Return each line of the listing below that contains the string "coollib". Match case exactly.

_Spatial layout data:_
==========
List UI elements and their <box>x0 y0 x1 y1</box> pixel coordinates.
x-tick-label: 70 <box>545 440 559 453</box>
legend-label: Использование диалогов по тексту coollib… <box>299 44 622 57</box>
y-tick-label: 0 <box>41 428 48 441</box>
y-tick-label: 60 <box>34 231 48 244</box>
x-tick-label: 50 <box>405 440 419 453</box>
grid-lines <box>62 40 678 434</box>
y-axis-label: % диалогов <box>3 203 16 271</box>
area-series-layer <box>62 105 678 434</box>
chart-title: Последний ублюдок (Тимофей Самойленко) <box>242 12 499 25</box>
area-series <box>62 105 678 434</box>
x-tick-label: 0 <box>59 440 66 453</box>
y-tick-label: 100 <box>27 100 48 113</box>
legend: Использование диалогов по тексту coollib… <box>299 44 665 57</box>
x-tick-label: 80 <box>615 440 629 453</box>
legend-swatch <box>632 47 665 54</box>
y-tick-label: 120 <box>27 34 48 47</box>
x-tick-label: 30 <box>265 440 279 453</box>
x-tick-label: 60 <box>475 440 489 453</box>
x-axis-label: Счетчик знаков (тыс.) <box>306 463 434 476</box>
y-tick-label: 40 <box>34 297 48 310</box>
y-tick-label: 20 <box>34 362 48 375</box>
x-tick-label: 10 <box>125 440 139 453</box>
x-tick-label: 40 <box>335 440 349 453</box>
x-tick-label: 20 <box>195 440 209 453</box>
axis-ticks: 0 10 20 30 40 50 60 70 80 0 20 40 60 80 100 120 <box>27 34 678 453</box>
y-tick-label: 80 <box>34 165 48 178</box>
==========
_Expected answer:_
legend-label: Использование диалогов по тексту coollib… <box>299 44 622 57</box>
legend: Использование диалогов по тексту coollib… <box>299 44 665 57</box>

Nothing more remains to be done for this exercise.